### MATERIAL FOR THIS TASK
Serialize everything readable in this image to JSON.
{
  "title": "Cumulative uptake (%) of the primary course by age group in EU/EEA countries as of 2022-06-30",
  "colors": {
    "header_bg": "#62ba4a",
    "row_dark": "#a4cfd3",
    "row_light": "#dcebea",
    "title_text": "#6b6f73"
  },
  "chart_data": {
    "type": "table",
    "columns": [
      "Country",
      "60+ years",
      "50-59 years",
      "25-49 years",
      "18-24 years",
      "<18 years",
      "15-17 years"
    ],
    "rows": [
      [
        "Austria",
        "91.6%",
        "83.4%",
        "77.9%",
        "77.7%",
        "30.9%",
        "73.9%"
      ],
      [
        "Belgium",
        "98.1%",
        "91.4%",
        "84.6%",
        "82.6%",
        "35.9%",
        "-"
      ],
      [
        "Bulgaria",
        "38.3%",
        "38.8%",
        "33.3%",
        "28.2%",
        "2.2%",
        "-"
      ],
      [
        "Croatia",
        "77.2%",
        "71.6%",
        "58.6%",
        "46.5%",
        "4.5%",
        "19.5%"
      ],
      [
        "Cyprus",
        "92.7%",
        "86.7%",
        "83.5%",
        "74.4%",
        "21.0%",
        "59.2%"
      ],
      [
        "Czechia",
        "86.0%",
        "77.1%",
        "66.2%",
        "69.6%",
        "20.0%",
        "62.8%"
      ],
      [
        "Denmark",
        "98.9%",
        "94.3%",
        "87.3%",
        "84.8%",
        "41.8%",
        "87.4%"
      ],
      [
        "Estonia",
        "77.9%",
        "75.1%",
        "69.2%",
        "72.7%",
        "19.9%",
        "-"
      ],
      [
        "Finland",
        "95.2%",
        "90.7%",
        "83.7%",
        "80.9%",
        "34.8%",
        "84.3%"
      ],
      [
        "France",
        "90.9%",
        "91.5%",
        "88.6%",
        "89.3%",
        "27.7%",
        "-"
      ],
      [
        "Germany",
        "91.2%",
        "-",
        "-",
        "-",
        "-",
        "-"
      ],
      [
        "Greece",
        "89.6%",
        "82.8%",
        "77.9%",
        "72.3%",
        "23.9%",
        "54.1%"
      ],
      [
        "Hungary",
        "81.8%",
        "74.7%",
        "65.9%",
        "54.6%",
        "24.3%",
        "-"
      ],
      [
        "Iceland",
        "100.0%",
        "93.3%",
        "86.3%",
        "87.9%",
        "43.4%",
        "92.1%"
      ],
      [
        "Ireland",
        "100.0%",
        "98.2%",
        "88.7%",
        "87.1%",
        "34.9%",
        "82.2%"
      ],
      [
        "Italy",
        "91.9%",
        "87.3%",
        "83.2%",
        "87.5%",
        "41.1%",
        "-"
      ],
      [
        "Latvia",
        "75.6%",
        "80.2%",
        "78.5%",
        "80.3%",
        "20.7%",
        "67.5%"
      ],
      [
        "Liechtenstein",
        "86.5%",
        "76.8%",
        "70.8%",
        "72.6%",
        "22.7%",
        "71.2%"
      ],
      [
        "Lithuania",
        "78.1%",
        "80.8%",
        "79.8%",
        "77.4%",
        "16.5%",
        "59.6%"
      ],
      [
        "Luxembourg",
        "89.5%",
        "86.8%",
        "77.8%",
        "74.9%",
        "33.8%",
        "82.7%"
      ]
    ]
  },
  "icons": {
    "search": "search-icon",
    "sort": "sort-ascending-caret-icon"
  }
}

### INSTRUCTIONS TO FOLLOW
Determine the number of lines in these entries that contain the word "years", and write only that number.

### WRITTEN RESPONSE
6